▶ **Set task**:
Quote the records below in full, exactly as given, with the images taken out.

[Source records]
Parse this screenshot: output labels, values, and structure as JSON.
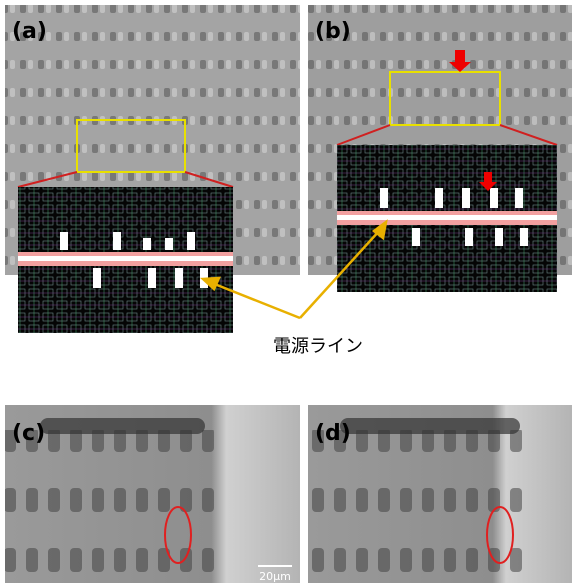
{
  "panels": [
    {
      "label": "(a)"
    },
    {
      "label": "(b)"
    },
    {
      "label": "(c)"
    },
    {
      "label": "(d)"
    }
  ],
  "annotation": "電源ライン",
  "scale_bar": "20μm"
}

▶ **Result below**:
Parse this screenshot: output labels, values, and structure as JSON.
{
  "panels": [
    {
      "label": "(a)"
    },
    {
      "label": "(b)"
    },
    {
      "label": "(c)"
    },
    {
      "label": "(d)"
    }
  ],
  "annotation": "電源ライン",
  "scale_bar": "20μm"
}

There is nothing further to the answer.